Work instructions:
Among the lines below, how many carry the string "租赁合同"? Reply with a number and nothing else.

— Start of Data to use —

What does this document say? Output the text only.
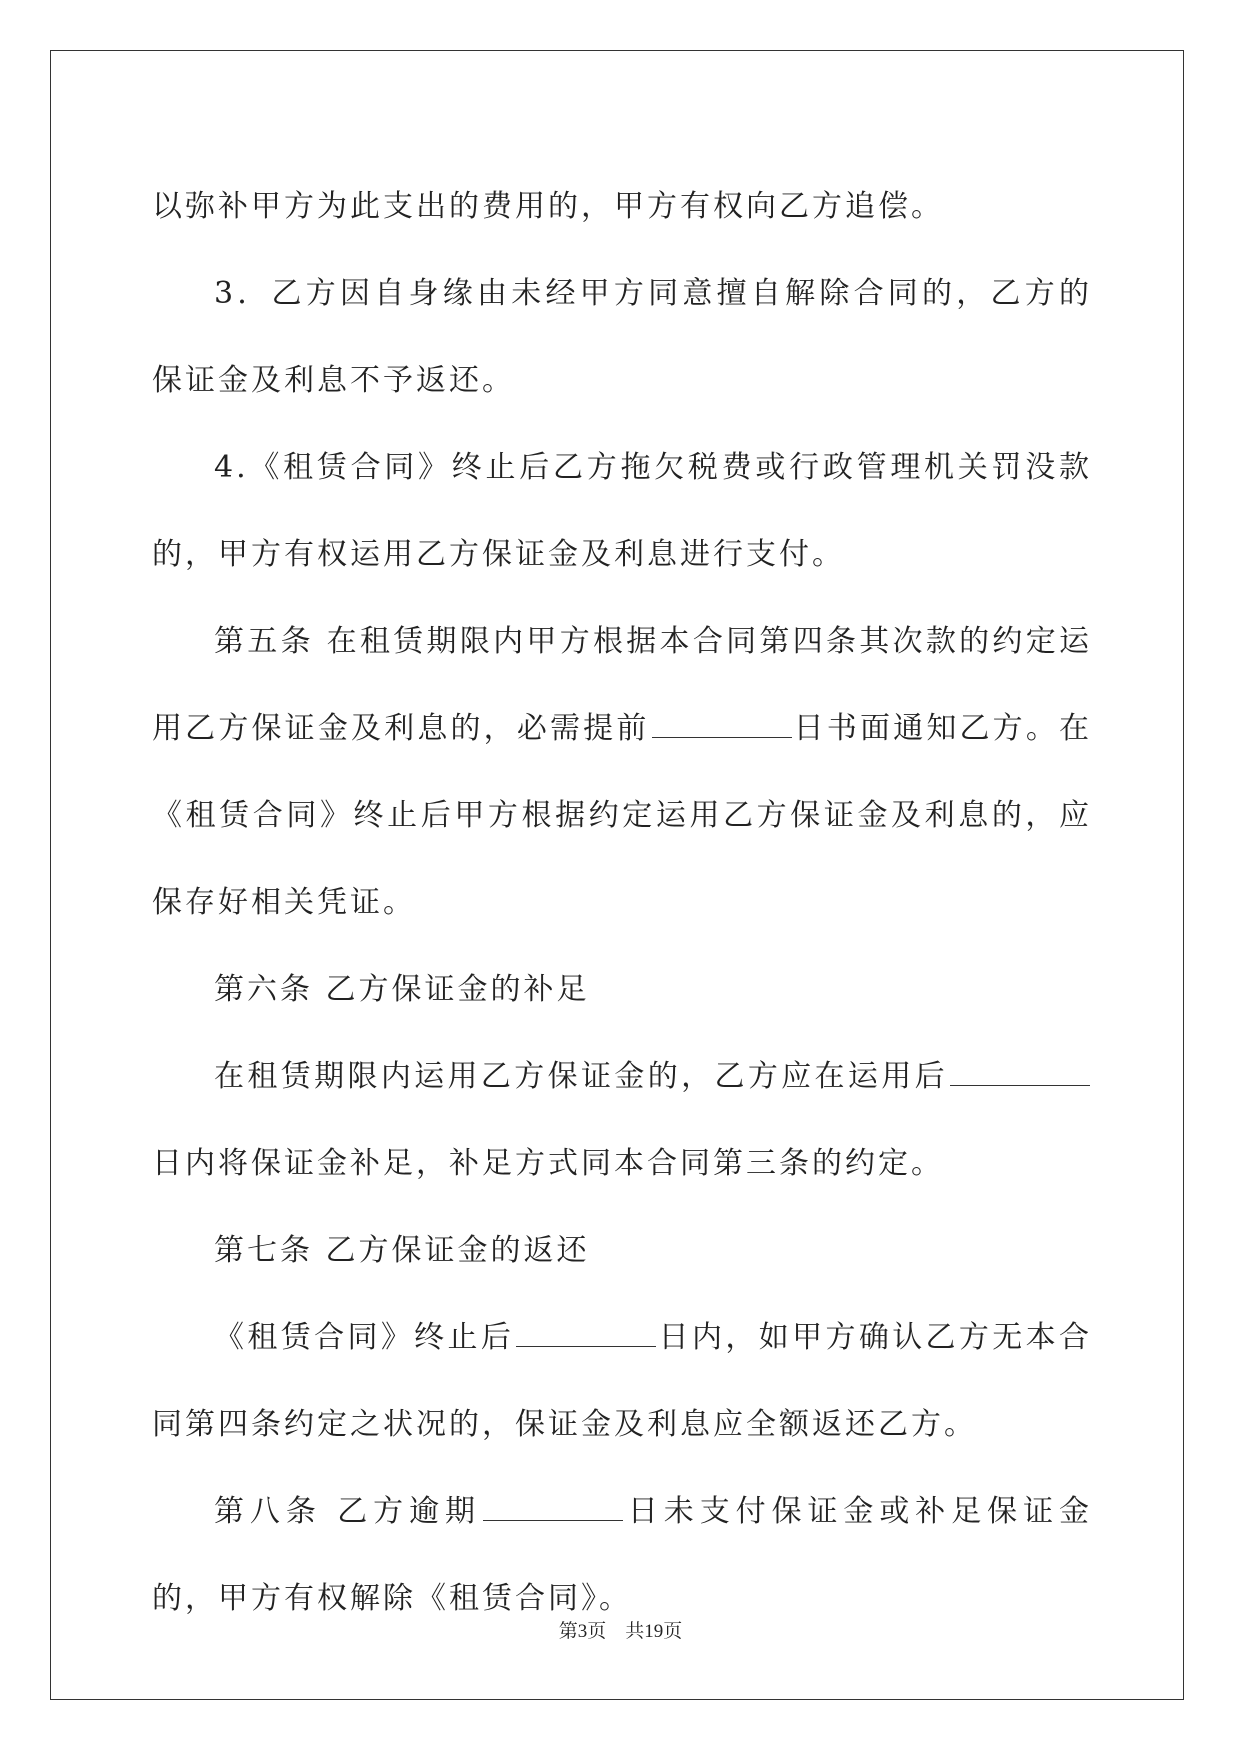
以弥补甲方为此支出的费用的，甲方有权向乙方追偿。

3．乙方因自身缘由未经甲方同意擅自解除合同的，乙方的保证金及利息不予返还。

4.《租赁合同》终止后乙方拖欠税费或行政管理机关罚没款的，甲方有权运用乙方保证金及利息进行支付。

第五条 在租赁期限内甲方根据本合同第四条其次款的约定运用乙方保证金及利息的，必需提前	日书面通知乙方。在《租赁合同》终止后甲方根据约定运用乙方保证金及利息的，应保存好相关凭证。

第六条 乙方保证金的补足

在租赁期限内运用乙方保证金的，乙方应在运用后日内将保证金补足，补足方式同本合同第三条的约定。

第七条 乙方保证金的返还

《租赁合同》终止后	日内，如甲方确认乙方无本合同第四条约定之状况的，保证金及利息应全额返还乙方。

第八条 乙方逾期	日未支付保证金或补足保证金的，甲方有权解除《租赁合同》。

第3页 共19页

— End of Data to use —

Task output:
4